- **YOUR OBJECTIVE**:
Copy out each line that includes the word "this".

- **RAW DATA**:
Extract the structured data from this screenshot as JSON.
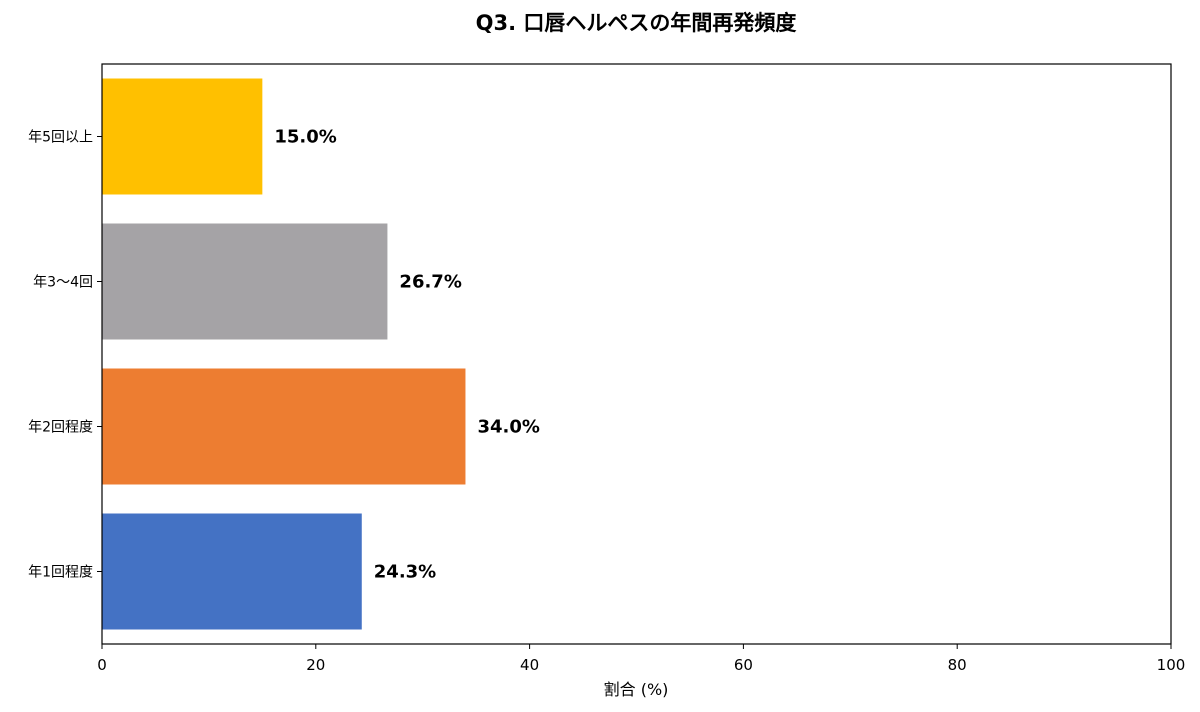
{
  "chart_data": {
    "type": "bar",
    "orientation": "horizontal",
    "title": "Q3. 口唇ヘルペスの年間再発頻度",
    "xlabel": "割合 (%)",
    "ylabel": "",
    "xlim": [
      0,
      100
    ],
    "xticks": [
      0,
      20,
      40,
      60,
      80,
      100
    ],
    "categories": [
      "年5回以上",
      "年3〜4回",
      "年2回程度",
      "年1回程度"
    ],
    "values": [
      15.0,
      26.7,
      34.0,
      24.3
    ],
    "data_labels": [
      "15.0%",
      "26.7%",
      "34.0%",
      "24.3%"
    ],
    "colors": [
      "#FFC000",
      "#A5A3A6",
      "#ED7D31",
      "#4472C4"
    ],
    "grid": false,
    "legend": "none"
  }
}
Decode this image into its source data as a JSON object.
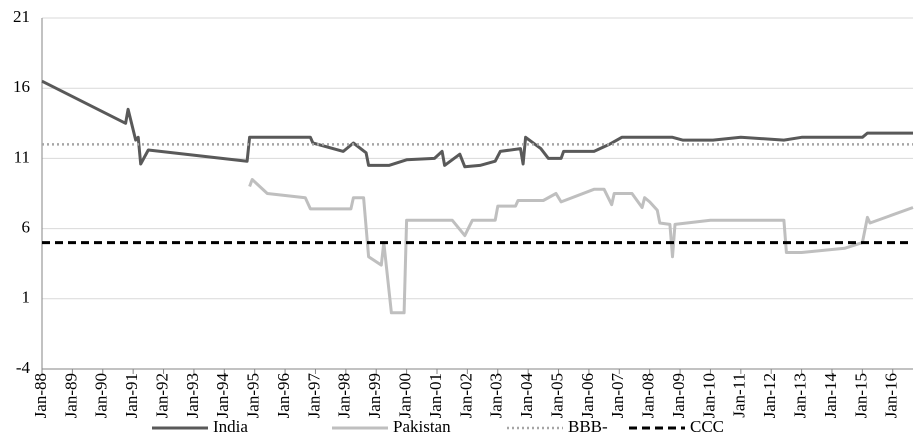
{
  "chart_data": {
    "type": "line",
    "xlim": [
      "Jan-88",
      "Sep-16"
    ],
    "xticks": [
      "Jan-88",
      "Jan-89",
      "Jan-90",
      "Jan-91",
      "Jan-92",
      "Jan-93",
      "Jan-94",
      "Jan-95",
      "Jan-96",
      "Jan-97",
      "Jan-98",
      "Jan-99",
      "Jan-00",
      "Jan-01",
      "Jan-02",
      "Jan-03",
      "Jan-04",
      "Jan-05",
      "Jan-06",
      "Jan-07",
      "Jan-08",
      "Jan-09",
      "Jan-10",
      "Jan-11",
      "Jan-12",
      "Jan-13",
      "Jan-14",
      "Jan-15",
      "Jan-16"
    ],
    "ylim": [
      -4,
      21
    ],
    "yticks": [
      -4,
      1,
      6,
      11,
      16,
      21
    ],
    "grid": true,
    "legend": "bottom",
    "series": [
      {
        "name": "India",
        "color": "#595959",
        "style": "solid",
        "x": [
          "Jan-88",
          "Oct-90",
          "Nov-90",
          "Feb-91",
          "Mar-91",
          "Apr-91",
          "Jul-91",
          "Oct-94",
          "Nov-94",
          "Nov-96",
          "Dec-96",
          "Dec-97",
          "Apr-98",
          "Sep-98",
          "Oct-98",
          "Jun-99",
          "Jan-00",
          "Dec-00",
          "Mar-01",
          "Apr-01",
          "Oct-01",
          "Dec-01",
          "Jun-02",
          "Dec-02",
          "Feb-03",
          "Oct-03",
          "Nov-03",
          "Dec-03",
          "Jun-04",
          "Sep-04",
          "Feb-05",
          "Mar-05",
          "Mar-06",
          "Sep-06",
          "Feb-07",
          "Oct-08",
          "Feb-09",
          "Feb-10",
          "Jan-11",
          "Jun-12",
          "Jan-13",
          "Jan-15",
          "Mar-15",
          "Sep-16"
        ],
        "values": [
          16.5,
          13.5,
          14.5,
          12.3,
          12.5,
          10.6,
          11.6,
          10.8,
          12.5,
          12.5,
          12.1,
          11.5,
          12.1,
          11.4,
          10.5,
          10.5,
          10.9,
          11.0,
          11.5,
          10.5,
          11.3,
          10.4,
          10.5,
          10.8,
          11.5,
          11.7,
          10.6,
          12.5,
          11.7,
          11.0,
          11.0,
          11.5,
          11.5,
          12.0,
          12.5,
          12.5,
          12.3,
          12.3,
          12.5,
          12.3,
          12.5,
          12.5,
          12.8,
          12.8
        ]
      },
      {
        "name": "Pakistan",
        "color": "#bfbfbf",
        "style": "solid",
        "x": [
          "Nov-94",
          "Dec-94",
          "Jun-95",
          "Sep-96",
          "Nov-96",
          "Mar-98",
          "Apr-98",
          "Aug-98",
          "Oct-98",
          "Mar-99",
          "Apr-99",
          "Jul-99",
          "Dec-99",
          "Jan-00",
          "Jul-01",
          "Dec-01",
          "Mar-02",
          "Dec-02",
          "Jan-03",
          "Aug-03",
          "Sep-03",
          "Jul-04",
          "Dec-04",
          "Feb-05",
          "Mar-06",
          "Jul-06",
          "Oct-06",
          "Nov-06",
          "Jun-07",
          "Oct-07",
          "Nov-07",
          "Jan-08",
          "Apr-08",
          "May-08",
          "Sep-08",
          "Oct-08",
          "Nov-08",
          "Jan-10",
          "Jun-12",
          "Jul-12",
          "Jan-13",
          "Jun-14",
          "Jan-15",
          "Mar-15",
          "Apr-15",
          "Sep-16"
        ],
        "values": [
          9.0,
          9.5,
          8.5,
          8.2,
          7.4,
          7.4,
          8.2,
          8.2,
          4.0,
          3.4,
          5.0,
          0,
          0,
          6.6,
          6.6,
          5.5,
          6.6,
          6.6,
          7.6,
          7.6,
          8.0,
          8.0,
          8.5,
          7.9,
          8.8,
          8.8,
          7.7,
          8.5,
          8.5,
          7.5,
          8.2,
          7.9,
          7.3,
          6.4,
          6.3,
          4.0,
          6.3,
          6.6,
          6.6,
          4.3,
          4.3,
          4.6,
          5.0,
          6.8,
          6.4,
          7.5
        ]
      },
      {
        "name": "BBB-",
        "color": "#a6a6a6",
        "style": "dotted",
        "x": [
          "Jan-88",
          "Sep-16"
        ],
        "values": [
          12,
          12
        ]
      },
      {
        "name": "CCC",
        "color": "#000000",
        "style": "dashed",
        "x": [
          "Jan-88",
          "Sep-16"
        ],
        "values": [
          5,
          5
        ]
      }
    ]
  }
}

- **CORRECT RESPONSE**:
Extract the structured data from this screenshot as JSON.
Decode this image into its source data as a JSON object.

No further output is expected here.